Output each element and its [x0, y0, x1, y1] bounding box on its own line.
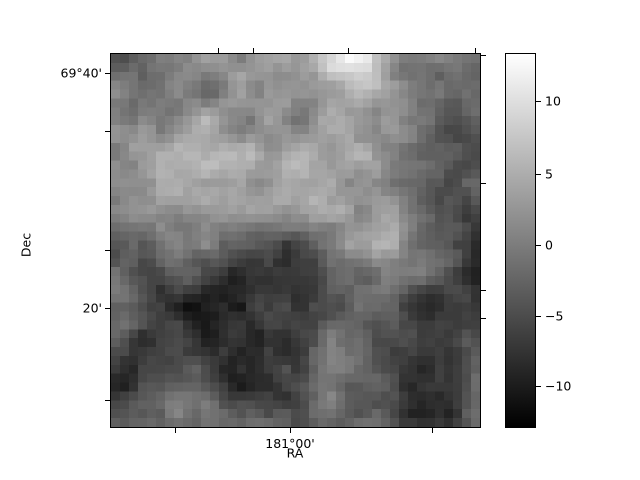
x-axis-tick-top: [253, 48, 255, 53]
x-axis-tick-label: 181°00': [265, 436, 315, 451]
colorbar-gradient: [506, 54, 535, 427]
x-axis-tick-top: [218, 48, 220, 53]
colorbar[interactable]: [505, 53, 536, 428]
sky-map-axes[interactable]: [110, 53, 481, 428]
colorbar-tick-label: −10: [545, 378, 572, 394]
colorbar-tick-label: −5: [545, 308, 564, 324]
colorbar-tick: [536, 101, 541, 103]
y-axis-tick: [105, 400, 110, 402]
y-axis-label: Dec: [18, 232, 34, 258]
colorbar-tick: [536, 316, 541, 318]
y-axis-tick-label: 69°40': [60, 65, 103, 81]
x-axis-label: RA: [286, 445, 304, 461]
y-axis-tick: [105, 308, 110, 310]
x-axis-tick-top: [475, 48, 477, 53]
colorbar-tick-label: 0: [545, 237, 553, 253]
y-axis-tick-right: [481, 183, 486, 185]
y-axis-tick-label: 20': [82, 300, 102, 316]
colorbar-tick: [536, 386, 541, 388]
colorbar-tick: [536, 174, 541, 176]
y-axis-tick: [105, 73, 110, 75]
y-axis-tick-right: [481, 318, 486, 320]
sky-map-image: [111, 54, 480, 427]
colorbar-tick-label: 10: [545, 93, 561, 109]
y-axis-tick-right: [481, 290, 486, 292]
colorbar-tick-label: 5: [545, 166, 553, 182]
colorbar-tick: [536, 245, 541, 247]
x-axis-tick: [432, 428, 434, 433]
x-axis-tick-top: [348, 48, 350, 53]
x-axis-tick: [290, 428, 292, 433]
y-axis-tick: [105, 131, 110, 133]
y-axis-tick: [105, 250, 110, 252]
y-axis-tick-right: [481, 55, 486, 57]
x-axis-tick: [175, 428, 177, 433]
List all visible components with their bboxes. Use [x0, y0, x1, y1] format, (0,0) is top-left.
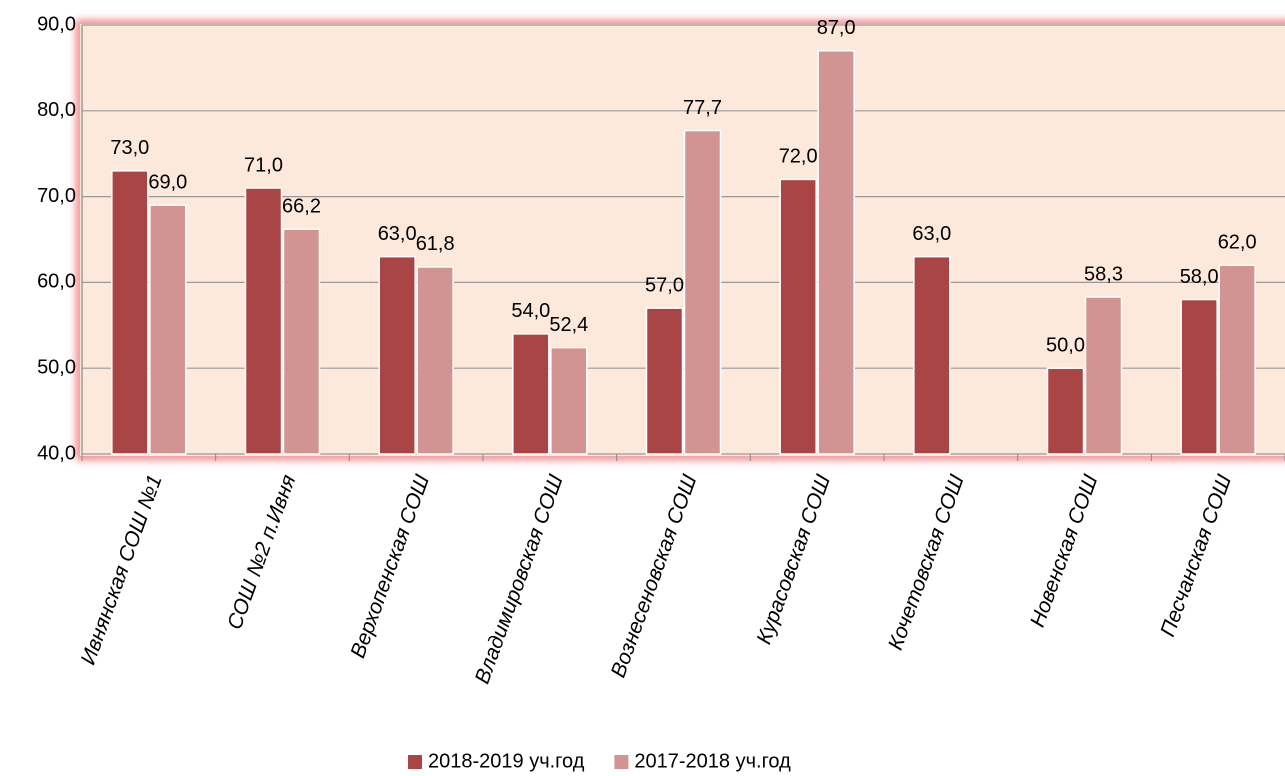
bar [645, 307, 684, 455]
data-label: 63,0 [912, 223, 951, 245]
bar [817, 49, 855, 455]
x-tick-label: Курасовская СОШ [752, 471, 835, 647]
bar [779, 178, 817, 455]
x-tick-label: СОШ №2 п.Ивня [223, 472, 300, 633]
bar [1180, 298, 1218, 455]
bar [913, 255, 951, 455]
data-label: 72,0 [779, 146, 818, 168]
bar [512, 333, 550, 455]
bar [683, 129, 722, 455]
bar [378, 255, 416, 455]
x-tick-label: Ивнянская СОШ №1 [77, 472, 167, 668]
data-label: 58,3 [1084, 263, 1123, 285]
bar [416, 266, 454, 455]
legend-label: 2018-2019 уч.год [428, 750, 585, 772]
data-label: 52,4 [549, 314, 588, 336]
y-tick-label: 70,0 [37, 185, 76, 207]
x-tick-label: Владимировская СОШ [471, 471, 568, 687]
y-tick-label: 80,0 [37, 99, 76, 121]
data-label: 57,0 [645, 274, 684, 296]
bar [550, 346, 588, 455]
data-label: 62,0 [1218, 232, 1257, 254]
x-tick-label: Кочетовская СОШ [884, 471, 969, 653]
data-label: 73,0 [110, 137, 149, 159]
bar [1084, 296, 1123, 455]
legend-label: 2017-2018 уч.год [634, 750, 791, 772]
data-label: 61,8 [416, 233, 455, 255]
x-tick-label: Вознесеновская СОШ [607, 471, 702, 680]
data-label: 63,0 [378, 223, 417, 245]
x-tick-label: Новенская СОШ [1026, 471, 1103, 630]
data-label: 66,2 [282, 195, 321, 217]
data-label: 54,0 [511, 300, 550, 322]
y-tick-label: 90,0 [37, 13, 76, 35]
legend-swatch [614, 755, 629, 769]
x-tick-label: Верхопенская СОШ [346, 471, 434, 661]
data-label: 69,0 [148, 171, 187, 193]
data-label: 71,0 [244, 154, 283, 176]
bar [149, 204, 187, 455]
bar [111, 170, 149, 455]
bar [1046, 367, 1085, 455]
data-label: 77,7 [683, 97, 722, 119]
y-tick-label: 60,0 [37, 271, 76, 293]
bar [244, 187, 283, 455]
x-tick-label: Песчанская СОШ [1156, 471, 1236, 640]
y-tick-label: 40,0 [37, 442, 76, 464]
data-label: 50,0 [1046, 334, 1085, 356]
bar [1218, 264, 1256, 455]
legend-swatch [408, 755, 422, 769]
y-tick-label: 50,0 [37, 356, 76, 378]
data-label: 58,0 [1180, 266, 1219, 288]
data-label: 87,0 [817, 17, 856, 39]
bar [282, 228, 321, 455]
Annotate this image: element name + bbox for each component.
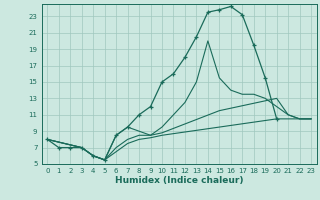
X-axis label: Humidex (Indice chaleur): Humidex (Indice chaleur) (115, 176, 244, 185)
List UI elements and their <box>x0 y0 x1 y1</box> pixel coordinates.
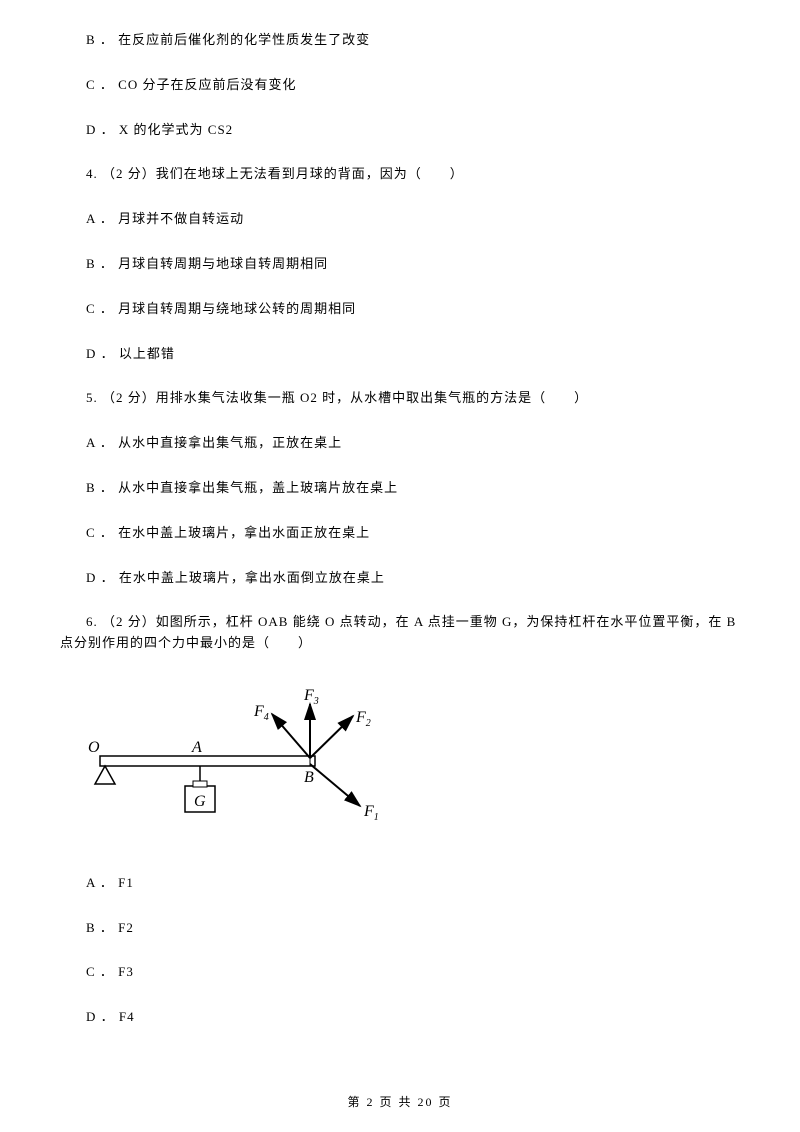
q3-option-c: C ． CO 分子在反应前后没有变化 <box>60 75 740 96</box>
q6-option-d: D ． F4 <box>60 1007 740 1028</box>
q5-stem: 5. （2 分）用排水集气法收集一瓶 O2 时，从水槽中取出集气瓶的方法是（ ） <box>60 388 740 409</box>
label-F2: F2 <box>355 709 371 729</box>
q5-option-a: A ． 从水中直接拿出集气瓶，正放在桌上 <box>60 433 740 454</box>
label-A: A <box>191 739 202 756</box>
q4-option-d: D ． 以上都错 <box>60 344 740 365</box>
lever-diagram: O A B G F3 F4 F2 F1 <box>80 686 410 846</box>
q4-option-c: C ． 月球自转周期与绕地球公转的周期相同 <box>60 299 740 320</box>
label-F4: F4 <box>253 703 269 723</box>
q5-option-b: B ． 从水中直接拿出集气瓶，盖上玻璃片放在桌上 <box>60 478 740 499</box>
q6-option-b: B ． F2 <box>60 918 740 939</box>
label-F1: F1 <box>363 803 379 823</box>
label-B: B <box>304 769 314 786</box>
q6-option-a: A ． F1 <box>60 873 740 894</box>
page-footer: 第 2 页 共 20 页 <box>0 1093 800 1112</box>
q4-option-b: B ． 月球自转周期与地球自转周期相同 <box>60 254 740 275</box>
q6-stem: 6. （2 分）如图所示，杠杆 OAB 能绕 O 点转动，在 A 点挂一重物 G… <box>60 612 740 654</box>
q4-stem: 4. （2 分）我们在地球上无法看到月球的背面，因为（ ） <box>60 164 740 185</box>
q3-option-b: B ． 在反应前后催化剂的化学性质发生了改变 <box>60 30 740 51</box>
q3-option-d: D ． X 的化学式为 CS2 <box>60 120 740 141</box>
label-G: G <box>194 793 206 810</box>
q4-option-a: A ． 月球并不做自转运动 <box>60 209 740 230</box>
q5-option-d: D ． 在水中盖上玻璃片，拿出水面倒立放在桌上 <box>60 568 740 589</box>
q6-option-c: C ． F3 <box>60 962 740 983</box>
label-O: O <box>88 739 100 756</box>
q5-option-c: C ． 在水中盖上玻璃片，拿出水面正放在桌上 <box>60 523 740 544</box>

● ● ● ● ●

• Exercise directions:
Can you rewrite everything in the listing above, from the line containing "bar [645, 307, 684, 455]" down to the line containing "x-tick-label: Песчанская СОШ", with "data-label" changed to "value-label" and every other detail left as it is? Give only those lines.

• Output for this exercise:
bar [645, 307, 684, 455]
value-label: 63,0 [912, 223, 951, 245]
bar [817, 49, 855, 455]
x-tick-label: Курасовская СОШ [752, 471, 835, 647]
bar [779, 178, 817, 455]
x-tick-label: СОШ №2 п.Ивня [223, 472, 300, 633]
bar [1180, 298, 1218, 455]
bar [913, 255, 951, 455]
value-label: 72,0 [779, 146, 818, 168]
bar [512, 333, 550, 455]
bar [683, 129, 722, 455]
bar [378, 255, 416, 455]
x-tick-label: Ивнянская СОШ №1 [77, 472, 167, 668]
value-label: 58,3 [1084, 263, 1123, 285]
bar [416, 266, 454, 455]
legend-label: 2018-2019 уч.год [428, 750, 585, 772]
value-label: 52,4 [549, 314, 588, 336]
y-tick-label: 70,0 [37, 185, 76, 207]
x-tick-label: Владимировская СОШ [471, 471, 568, 687]
y-tick-label: 80,0 [37, 99, 76, 121]
value-label: 57,0 [645, 274, 684, 296]
bar [550, 346, 588, 455]
value-label: 62,0 [1218, 232, 1257, 254]
x-tick-label: Кочетовская СОШ [884, 471, 969, 653]
value-label: 73,0 [110, 137, 149, 159]
bar [1084, 296, 1123, 455]
legend-label: 2017-2018 уч.год [634, 750, 791, 772]
value-label: 61,8 [416, 233, 455, 255]
x-tick-label: Вознесеновская СОШ [607, 471, 702, 680]
value-label: 63,0 [378, 223, 417, 245]
x-tick-label: Новенская СОШ [1026, 471, 1103, 630]
value-label: 66,2 [282, 195, 321, 217]
value-label: 54,0 [511, 300, 550, 322]
y-tick-label: 90,0 [37, 13, 76, 35]
legend-swatch [614, 755, 629, 769]
x-tick-label: Верхопенская СОШ [346, 471, 434, 661]
value-label: 69,0 [148, 171, 187, 193]
value-label: 71,0 [244, 154, 283, 176]
bar [149, 204, 187, 455]
bar [111, 170, 149, 455]
bar [1046, 367, 1085, 455]
value-label: 77,7 [683, 97, 722, 119]
y-tick-label: 60,0 [37, 271, 76, 293]
bar [244, 187, 283, 455]
x-tick-label: Песчанская СОШ [1156, 471, 1236, 640]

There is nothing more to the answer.